Your task - Find how many lines of the listing below include the word "Watsonville", then report the number by itself.

[Dataset items]
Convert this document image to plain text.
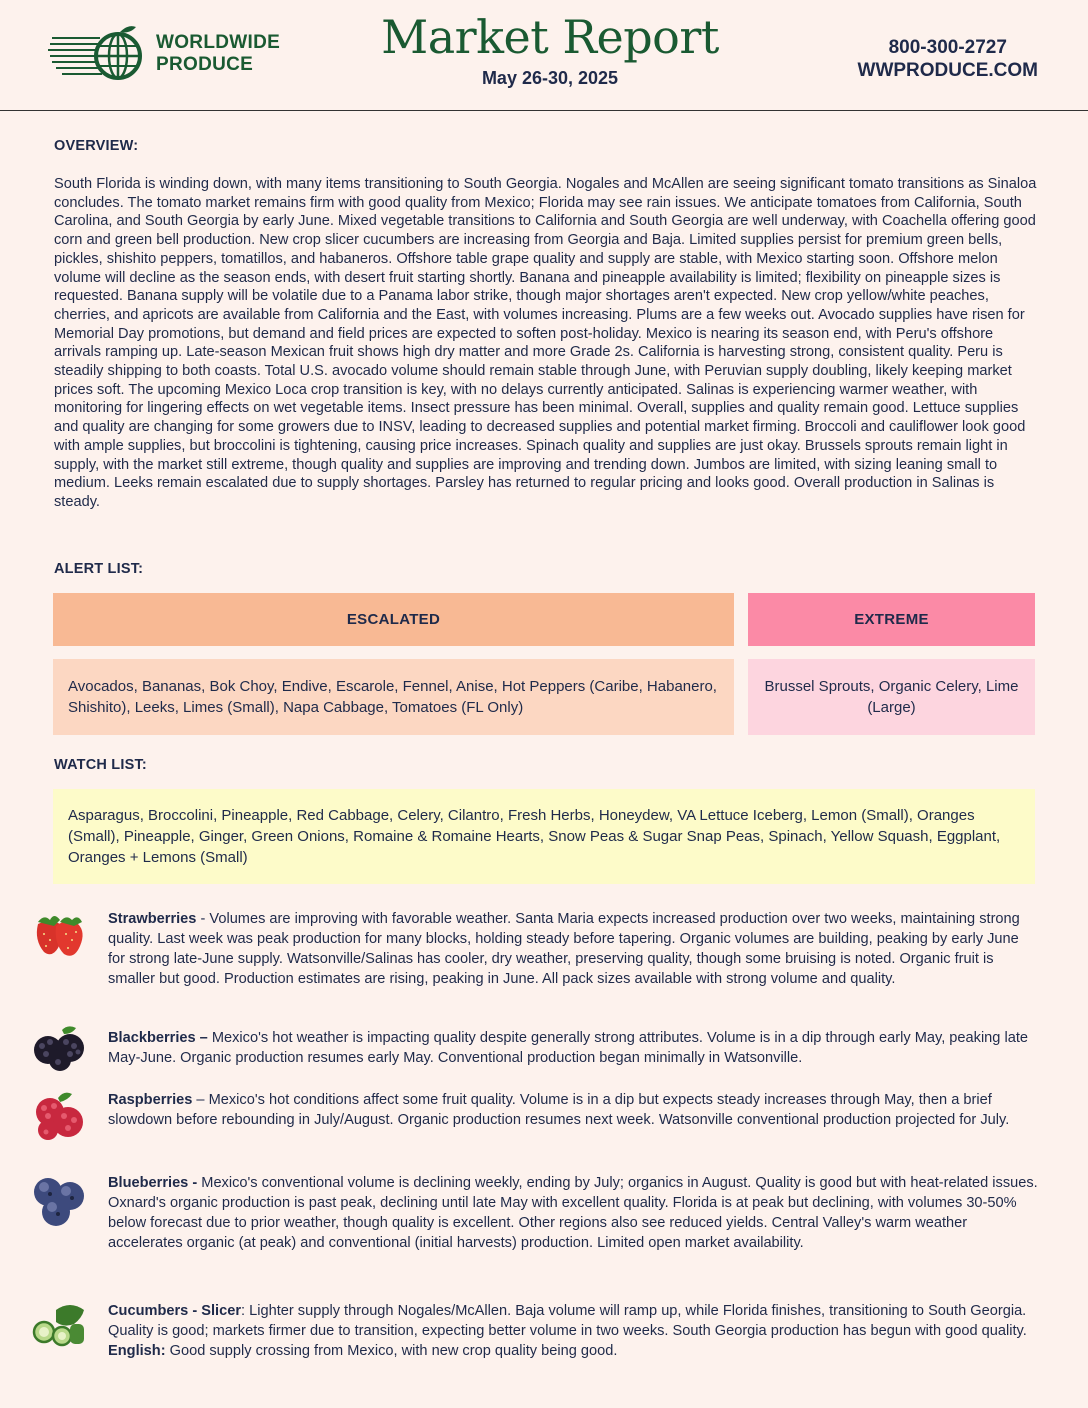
WORLDWIDE
PRODUCE
Market Report
May 26-30, 2025
800-300-2727
WWPRODUCE.COM
OVERVIEW:
South Florida is winding down, with many items transitioning to South Georgia. Nogales and McAllen are seeing significant tomato transitions as Sinaloa concludes. The tomato market remains firm with good quality from Mexico; Florida may see rain issues. We anticipate tomatoes from California, South Carolina, and South Georgia by early June. Mixed vegetable transitions to California and South Georgia are well underway, with Coachella offering good corn and green bell production. New crop slicer cucumbers are increasing from Georgia and Baja. Limited supplies persist for premium green bells, pickles, shishito peppers, tomatillos, and habaneros. Offshore table grape quality and supply are stable, with Mexico starting soon. Offshore melon volume will decline as the season ends, with desert fruit starting shortly. Banana and pineapple availability is limited; flexibility on pineapple sizes is requested. Banana supply will be volatile due to a Panama labor strike, though major shortages aren't expected. New crop yellow/white peaches, cherries, and apricots are available from California and the East, with volumes increasing. Plums are a few weeks out. Avocado supplies have risen for Memorial Day promotions, but demand and field prices are expected to soften post-holiday. Mexico is nearing its season end, with Peru's offshore arrivals ramping up. Late-season Mexican fruit shows high dry matter and more Grade 2s. California is harvesting strong, consistent quality. Peru is steadily shipping to both coasts. Total U.S. avocado volume should remain stable through June, with Peruvian supply doubling, likely keeping market prices soft. The upcoming Mexico Loca crop transition is key, with no delays currently anticipated. Salinas is experiencing warmer weather, with monitoring for lingering effects on wet vegetable items. Insect pressure has been minimal. Overall, supplies and quality remain good. Lettuce supplies and quality are changing for some growers due to INSV, leading to decreased supplies and potential market firming. Broccoli and cauliflower look good with ample supplies, but broccolini is tightening, causing price increases. Spinach quality and supplies are just okay. Brussels sprouts remain light in supply, with the market still extreme, though quality and supplies are improving and trending down. Jumbos are limited, with sizing leaning small to medium. Leeks remain escalated due to supply shortages. Parsley has returned to regular pricing and looks good. Overall production in Salinas is steady.
ALERT LIST:
ESCALATED	EXTREME
Avocados, Bananas, Bok Choy, Endive, Escarole, Fennel, Anise, Hot Peppers (Caribe, Habanero, Shishito), Leeks, Limes (Small), Napa Cabbage, Tomatoes (FL Only)
Brussel Sprouts, Organic Celery, Lime (Large)
WATCH LIST:
Asparagus, Broccolini, Pineapple, Red Cabbage, Celery, Cilantro, Fresh Herbs, Honeydew, VA Lettuce Iceberg, Lemon (Small), Oranges (Small), Pineapple, Ginger, Green Onions, Romaine & Romaine Hearts, Snow Peas & Sugar Snap Peas, Spinach, Yellow Squash, Eggplant, Oranges + Lemons (Small)
Strawberries - Volumes are improving with favorable weather. Santa Maria expects increased production over two weeks, maintaining strong quality. Last week was peak production for many blocks, holding steady before tapering. Organic volumes are building, peaking by early June for strong late-June supply. Watsonville/Salinas has cooler, dry weather, preserving quality, though some bruising is noted. Organic fruit is smaller but good. Production estimates are rising, peaking in June. All pack sizes available with strong volume and quality.
Blackberries – Mexico's hot weather is impacting quality despite generally strong attributes. Volume is in a dip through early May, peaking late May-June. Organic production resumes early May. Conventional production began minimally in Watsonville.
Raspberries – Mexico's hot conditions affect some fruit quality. Volume is in a dip but expects steady increases through May, then a brief slowdown before rebounding in July/August. Organic production resumes next week. Watsonville conventional production projected for July.
Blueberries - Mexico's conventional volume is declining weekly, ending by July; organics in August. Quality is good but with heat-related issues. Oxnard's organic production is past peak, declining until late May with excellent quality. Florida is at peak but declining, with volumes 30-50% below forecast due to prior weather, though quality is excellent. Other regions also see reduced yields. Central Valley's warm weather accelerates organic (at peak) and conventional (initial harvests) production. Limited open market availability.
Cucumbers - Slicer: Lighter supply through Nogales/McAllen. Baja volume will ramp up, while Florida finishes, transitioning to South Georgia. Quality is good; markets firmer due to transition, expecting better volume in two weeks. South Georgia production has begun with good quality. English: Good supply crossing from Mexico, with new crop quality being good.
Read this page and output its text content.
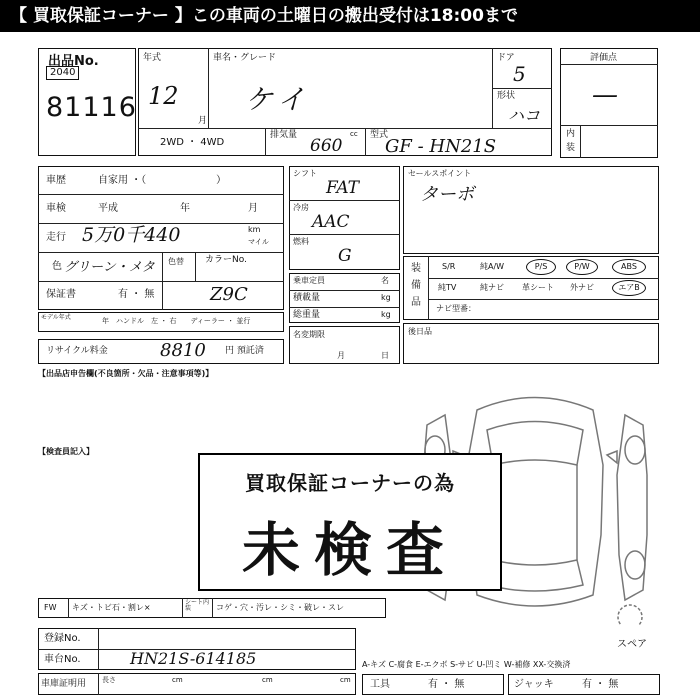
【 買取保証コーナー 】この車両の土曜日の搬出受付は18:00まで
出品No.
2040
81116
年式
12
月
車名・グレード
ケイ
ドア
5
形状
ハコ
2WD ・ 4WD
排気量
660
cc 型式
GF - HN21S
評価点
—
内
装
車歴	自家用 ・（　　　　　　　）
車検	平成	年	月
走行 5万0千440	km
マイル
色 グリーン・メタ 色替 カラーNo.
保証書	有 ・ 無	Z9C
モデル年式	年　ハンドル　左 ・ 右　　ディーラー ・ 並行
リサイクル料金	8810 円 預託済
シフト
FAT
冷房
AAC
燃料
G
乗車定員	名
積載量	kg
総重量	kg
名変期限
月	日
セールスポイント
ターボ
装
備
品
S/R	純A/W	P/S	P/W	ABS
純TV	純ナビ 革シート 外ナビ	エアB
ナビ型番：
後日品
【出品店申告欄(不良箇所・欠品・注意事項等)】
【検査員記入】
スペア
買取保証コーナーの為
未検査
FW キズ・トビ石・割レ×
シート内装	コゲ・穴・汚レ・シミ・破レ・スレ
登録No.
車台No.	HN21S-614185
車庫証明用 長さ	cm	cm	cm
A-キズ C-腐食 E-エクボ S-サビ U-凹ミ W-補修 XX-交換済
工具	有 ・ 無	ジャッキ	有 ・ 無
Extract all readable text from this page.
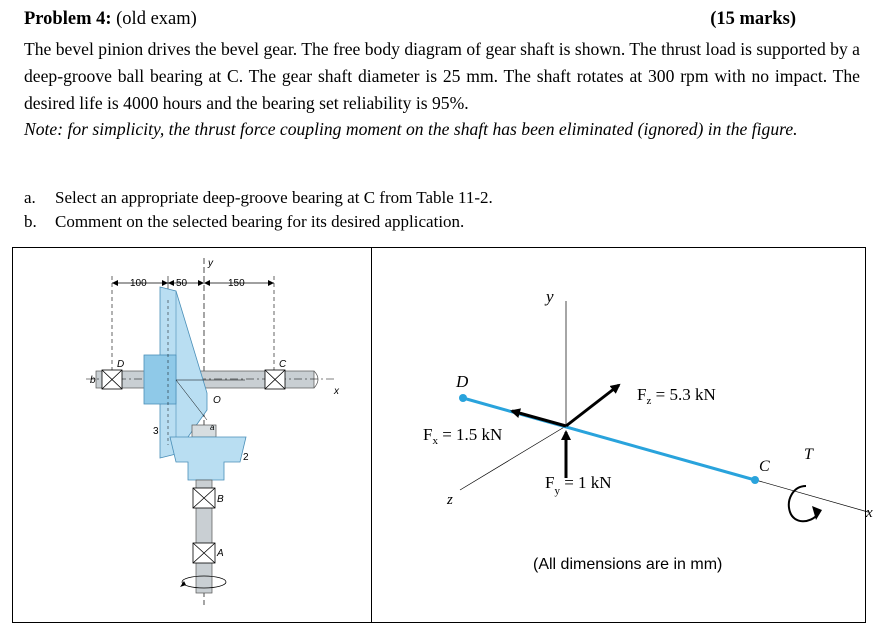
Problem 4: (old exam)	(15 marks)
The bevel pinion drives the bevel gear. The free body diagram of gear shaft is shown. The thrust load is supported by a deep-groove ball bearing at C. The gear shaft diameter is 25 mm. The shaft rotates at 300 rpm with no impact. The desired life is 4000 hours and the bearing set reliability is 95%.
Note: for simplicity, the thrust force coupling moment on the shaft has been eliminated (ignored) in the figure.
a. Select an appropriate deep-groove bearing at C from Table 11-2.
b. Comment on the selected bearing for its desired application.
100	50	150
y
b
x
D	C
3
O
a
2
B
A
y
z
x
D
C
T
$F_z = 5.3$ kN
$F_x = 1.5$ kN
$F_y = 1$ kN
(All dimensions are in mm)
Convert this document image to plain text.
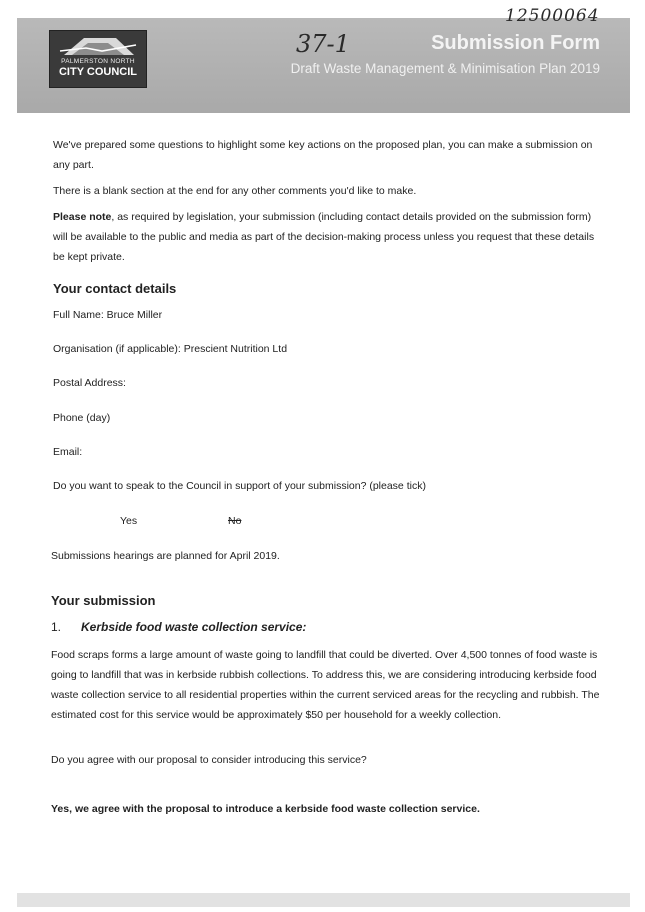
PALMERSTON NORTH
CITY COUNCIL
Submission Form
Draft Waste Management & Minimisation Plan 2019
12500064
37-1
We've prepared some questions to highlight some key actions on the proposed plan, you can make a submission on any part.
There is a blank section at the end for any other comments you'd like to make.
Please note, as required by legislation, your submission (including contact details provided on the submission form) will be available to the public and media as part of the decision-making process unless you request that these details be kept private.
Your contact details
Full Name: Bruce Miller
Organisation (if applicable): Prescient Nutrition Ltd
Postal Address:
Phone (day)
Email:
Do you want to speak to the Council in support of your submission? (please tick)
Yes	No
Submissions hearings are planned for April 2019.
Your submission
1. Kerbside food waste collection service:
Food scraps forms a large amount of waste going to landfill that could be diverted. Over 4,500 tonnes of food waste is going to landfill that was in kerbside rubbish collections. To address this, we are considering introducing kerbside food waste collection service to all residential properties within the current serviced areas for the recycling and rubbish. The estimated cost for this service would be approximately $50 per household for a weekly collection.
Do you agree with our proposal to consider introducing this service?
Yes, we agree with the proposal to introduce a kerbside food waste collection service.
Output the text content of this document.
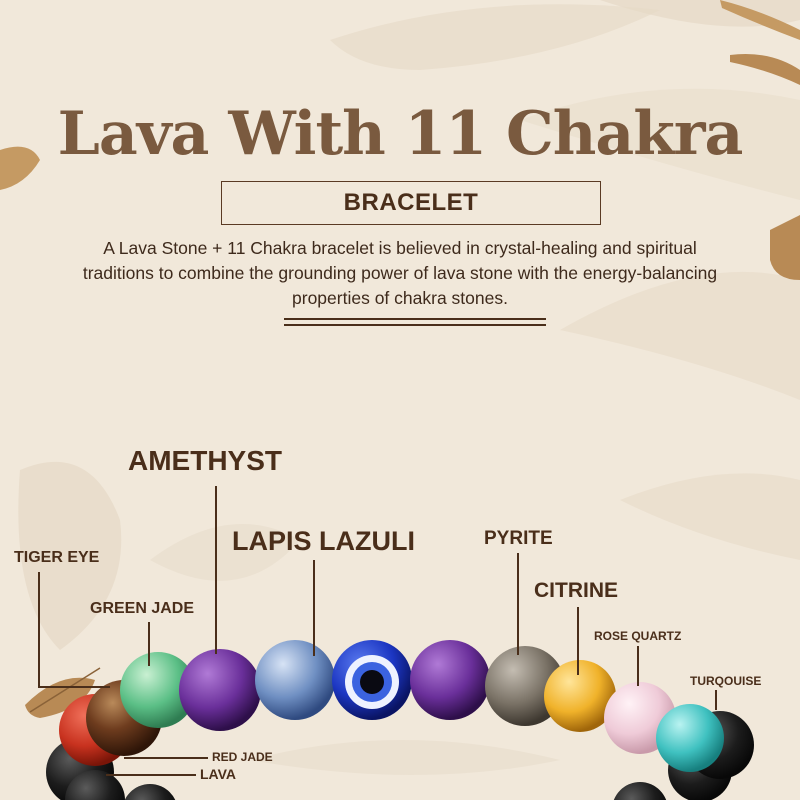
Lava With 11 Chakra
BRACELET
A Lava Stone + 11 Chakra bracelet is believed in crystal-healing and spiritual traditions to combine the grounding power of lava stone with the energy-balancing properties of chakra stones.
AMETHYST
LAPIS LAZULI	PYRITE
CITRINE
TIGER EYE
GREEN JADE
ROSE QUARTZ
TURQOUISE
RED JADE
LAVA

Written reply - 3